What is asked: Select the lines that hold the word "title" and copy each one.

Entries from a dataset
— BEGIN —

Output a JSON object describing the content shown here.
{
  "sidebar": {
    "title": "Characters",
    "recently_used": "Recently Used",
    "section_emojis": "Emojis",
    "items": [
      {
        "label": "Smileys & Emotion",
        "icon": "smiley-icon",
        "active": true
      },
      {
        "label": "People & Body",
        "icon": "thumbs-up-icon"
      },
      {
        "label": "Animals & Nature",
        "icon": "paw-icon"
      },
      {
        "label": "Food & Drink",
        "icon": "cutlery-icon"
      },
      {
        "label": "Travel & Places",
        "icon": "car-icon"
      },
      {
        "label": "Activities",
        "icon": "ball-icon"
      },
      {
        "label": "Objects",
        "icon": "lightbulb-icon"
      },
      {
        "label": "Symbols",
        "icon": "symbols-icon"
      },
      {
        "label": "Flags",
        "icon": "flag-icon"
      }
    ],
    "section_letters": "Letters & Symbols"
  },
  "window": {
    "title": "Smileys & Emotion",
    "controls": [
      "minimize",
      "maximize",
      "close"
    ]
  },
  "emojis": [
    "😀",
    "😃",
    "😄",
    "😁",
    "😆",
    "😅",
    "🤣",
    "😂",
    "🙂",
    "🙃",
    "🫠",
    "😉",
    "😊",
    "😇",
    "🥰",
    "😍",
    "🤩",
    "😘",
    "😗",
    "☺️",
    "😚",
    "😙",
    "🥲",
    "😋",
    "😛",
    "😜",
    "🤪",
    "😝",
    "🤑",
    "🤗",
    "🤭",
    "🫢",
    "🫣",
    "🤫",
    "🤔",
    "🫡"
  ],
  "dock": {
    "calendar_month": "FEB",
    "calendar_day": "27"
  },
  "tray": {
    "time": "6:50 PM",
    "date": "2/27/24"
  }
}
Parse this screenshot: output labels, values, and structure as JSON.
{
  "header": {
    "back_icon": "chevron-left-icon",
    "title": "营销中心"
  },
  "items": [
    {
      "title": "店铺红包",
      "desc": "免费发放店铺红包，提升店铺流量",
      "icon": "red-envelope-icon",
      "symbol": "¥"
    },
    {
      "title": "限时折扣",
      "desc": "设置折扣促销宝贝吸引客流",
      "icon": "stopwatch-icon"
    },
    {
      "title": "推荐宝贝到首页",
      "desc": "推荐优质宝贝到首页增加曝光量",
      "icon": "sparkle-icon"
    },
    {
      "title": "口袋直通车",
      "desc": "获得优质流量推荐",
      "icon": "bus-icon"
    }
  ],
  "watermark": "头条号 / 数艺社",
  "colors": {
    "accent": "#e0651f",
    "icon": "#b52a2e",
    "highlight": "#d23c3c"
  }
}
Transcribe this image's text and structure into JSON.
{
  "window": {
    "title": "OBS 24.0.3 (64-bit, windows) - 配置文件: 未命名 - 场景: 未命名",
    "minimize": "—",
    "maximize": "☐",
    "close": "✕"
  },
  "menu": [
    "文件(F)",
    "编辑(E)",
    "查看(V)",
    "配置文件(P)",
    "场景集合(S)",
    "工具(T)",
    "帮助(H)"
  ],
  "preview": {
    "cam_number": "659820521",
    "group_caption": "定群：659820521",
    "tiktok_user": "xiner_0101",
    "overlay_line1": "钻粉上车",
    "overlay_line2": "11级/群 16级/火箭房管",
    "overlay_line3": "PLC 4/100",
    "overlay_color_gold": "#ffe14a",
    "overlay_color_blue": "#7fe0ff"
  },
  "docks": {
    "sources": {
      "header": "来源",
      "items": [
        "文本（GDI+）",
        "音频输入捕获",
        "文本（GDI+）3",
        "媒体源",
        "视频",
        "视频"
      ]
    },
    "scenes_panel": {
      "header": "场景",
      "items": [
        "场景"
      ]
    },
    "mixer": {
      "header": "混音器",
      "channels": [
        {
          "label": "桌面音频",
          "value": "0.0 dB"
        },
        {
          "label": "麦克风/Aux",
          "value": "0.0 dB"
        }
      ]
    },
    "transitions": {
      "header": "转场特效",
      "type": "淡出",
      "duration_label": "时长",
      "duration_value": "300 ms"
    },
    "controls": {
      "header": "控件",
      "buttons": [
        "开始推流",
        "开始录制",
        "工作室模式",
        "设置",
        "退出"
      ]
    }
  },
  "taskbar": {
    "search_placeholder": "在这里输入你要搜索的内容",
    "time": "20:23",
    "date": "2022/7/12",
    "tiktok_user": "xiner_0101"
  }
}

— END —

The output:
    "title": "Characters",
    "title": "Smileys & Emotion",
    "title": "营销中心"
      "title": "店铺红包",
      "title": "限时折扣",
      "title": "推荐宝贝到首页",
      "title": "口袋直通车",
    "title": "OBS 24.0.3 (64-bit, windows) - 配置文件: 未命名 - 场景: 未命名",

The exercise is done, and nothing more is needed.